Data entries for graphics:
* * * * * * *

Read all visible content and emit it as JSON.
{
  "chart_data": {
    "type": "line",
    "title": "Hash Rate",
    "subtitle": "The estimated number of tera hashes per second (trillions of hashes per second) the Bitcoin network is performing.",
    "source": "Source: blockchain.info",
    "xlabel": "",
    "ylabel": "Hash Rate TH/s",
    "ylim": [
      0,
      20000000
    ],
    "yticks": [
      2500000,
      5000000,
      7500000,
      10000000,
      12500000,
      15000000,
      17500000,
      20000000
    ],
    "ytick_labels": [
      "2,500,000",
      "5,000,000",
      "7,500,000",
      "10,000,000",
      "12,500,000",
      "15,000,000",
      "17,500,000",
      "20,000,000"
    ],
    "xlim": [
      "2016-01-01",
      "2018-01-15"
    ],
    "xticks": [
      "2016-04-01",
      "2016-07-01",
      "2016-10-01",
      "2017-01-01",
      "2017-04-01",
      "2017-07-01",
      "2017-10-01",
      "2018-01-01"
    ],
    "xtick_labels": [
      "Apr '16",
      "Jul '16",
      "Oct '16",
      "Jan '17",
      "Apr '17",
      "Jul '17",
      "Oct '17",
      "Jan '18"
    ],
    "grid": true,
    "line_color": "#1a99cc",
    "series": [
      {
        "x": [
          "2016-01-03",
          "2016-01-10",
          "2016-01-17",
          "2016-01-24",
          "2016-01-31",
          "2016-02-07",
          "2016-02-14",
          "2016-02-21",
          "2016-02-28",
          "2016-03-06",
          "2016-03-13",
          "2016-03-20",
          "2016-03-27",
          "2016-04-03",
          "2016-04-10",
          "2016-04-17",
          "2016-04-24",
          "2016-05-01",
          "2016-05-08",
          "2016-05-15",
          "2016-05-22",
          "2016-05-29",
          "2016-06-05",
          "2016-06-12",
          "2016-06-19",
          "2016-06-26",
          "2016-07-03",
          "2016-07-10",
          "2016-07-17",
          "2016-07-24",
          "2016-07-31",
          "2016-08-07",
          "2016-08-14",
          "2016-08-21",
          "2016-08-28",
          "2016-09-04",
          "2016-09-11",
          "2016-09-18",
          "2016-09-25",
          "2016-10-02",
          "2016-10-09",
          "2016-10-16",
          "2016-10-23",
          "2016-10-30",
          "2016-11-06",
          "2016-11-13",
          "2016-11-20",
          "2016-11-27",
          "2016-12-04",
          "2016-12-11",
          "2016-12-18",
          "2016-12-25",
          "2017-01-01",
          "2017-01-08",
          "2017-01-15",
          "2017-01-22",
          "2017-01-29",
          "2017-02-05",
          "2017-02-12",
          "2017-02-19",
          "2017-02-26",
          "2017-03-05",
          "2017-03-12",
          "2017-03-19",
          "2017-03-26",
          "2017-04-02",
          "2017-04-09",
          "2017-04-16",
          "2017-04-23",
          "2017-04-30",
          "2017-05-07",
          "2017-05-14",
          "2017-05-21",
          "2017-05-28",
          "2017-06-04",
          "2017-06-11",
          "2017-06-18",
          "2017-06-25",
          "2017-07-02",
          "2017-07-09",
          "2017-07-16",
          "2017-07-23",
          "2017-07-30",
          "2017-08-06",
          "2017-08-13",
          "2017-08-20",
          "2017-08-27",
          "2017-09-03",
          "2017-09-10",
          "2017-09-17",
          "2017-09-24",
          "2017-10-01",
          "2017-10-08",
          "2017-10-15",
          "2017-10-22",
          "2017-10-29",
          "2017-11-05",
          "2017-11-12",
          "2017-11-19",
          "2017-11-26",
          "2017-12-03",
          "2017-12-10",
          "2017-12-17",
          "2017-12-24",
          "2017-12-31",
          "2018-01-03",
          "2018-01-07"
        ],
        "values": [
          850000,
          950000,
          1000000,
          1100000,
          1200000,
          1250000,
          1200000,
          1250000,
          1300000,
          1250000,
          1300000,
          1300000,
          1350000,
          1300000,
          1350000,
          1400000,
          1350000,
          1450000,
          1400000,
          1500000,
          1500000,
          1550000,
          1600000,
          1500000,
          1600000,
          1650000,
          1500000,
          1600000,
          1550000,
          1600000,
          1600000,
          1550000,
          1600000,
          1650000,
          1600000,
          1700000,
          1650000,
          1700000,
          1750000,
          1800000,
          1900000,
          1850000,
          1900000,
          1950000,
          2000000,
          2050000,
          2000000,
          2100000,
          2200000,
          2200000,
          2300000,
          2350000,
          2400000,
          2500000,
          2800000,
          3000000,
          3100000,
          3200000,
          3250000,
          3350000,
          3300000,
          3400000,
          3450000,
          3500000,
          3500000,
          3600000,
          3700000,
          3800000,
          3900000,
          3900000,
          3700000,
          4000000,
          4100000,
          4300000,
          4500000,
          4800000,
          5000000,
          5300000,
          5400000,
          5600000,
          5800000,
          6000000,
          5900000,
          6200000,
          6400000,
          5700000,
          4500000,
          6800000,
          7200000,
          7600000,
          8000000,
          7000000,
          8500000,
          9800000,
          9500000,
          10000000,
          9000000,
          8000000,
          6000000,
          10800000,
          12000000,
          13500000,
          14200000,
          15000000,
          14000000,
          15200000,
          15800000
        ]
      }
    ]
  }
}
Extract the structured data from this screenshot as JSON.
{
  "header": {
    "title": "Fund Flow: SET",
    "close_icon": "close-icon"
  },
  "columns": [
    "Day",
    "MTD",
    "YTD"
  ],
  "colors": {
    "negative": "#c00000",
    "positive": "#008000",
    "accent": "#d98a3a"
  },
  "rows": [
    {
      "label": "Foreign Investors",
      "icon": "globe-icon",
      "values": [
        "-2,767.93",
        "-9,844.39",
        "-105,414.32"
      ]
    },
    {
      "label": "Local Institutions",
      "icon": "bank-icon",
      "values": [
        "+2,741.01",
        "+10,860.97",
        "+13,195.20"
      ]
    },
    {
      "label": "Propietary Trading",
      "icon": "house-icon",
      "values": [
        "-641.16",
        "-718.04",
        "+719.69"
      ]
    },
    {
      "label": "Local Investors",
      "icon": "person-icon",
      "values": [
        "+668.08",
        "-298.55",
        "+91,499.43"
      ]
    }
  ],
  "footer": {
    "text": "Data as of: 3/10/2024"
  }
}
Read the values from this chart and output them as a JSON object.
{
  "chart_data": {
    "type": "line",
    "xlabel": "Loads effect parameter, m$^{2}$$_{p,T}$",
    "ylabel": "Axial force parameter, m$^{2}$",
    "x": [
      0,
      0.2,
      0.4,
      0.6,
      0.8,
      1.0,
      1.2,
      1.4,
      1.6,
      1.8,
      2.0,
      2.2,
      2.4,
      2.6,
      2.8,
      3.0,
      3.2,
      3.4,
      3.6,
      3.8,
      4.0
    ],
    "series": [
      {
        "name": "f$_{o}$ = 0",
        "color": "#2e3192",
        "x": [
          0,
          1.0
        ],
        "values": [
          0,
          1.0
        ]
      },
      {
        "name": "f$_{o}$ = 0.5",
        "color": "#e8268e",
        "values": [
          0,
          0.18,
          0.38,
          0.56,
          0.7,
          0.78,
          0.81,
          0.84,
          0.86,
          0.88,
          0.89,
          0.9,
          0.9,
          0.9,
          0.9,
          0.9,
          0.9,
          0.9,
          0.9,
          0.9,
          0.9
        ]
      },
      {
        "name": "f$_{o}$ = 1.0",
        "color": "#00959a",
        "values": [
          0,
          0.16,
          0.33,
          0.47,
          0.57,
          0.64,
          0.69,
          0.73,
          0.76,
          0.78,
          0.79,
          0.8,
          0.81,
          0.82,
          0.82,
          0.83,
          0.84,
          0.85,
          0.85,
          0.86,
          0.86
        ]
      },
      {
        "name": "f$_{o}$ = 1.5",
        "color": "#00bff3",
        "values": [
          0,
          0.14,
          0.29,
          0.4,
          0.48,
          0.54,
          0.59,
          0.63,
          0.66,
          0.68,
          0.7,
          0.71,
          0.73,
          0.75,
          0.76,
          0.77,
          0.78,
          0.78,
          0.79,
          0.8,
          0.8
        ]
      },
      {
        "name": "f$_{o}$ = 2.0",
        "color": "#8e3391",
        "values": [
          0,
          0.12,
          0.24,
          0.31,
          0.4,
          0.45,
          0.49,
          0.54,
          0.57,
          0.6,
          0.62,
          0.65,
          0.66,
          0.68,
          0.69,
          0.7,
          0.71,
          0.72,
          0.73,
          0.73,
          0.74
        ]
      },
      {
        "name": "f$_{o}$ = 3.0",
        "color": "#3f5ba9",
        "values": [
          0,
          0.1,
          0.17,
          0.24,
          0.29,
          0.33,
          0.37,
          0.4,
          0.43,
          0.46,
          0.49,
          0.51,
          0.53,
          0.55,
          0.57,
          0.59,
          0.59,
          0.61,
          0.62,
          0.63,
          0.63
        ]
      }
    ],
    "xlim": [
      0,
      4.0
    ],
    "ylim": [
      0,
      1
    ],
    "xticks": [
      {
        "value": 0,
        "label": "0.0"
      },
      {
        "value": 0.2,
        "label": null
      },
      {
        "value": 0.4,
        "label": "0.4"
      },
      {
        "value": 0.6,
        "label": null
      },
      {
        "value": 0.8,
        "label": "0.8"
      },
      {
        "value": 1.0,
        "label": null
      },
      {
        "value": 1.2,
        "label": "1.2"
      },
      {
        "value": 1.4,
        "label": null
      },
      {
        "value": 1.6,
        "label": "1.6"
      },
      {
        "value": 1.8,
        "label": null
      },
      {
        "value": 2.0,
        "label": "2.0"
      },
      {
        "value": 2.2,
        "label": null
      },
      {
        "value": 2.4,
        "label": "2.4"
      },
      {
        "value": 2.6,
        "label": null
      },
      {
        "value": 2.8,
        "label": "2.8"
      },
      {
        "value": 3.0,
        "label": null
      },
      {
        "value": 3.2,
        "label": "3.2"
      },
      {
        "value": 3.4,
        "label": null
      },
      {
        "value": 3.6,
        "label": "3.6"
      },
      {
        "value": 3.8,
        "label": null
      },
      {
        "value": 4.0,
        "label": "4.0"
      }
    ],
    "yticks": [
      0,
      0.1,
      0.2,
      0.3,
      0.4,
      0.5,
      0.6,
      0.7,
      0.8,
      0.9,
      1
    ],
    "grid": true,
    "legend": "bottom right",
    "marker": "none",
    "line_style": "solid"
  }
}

* * * * * * *

* TASK OBJECTIVE *
Pick out all the lines with the word "from" in them and copy them.

* RESULT OF THIS TASK *
Extract the structured data from this screenshot as JSON.
Read the values from this chart and output them as a JSON object.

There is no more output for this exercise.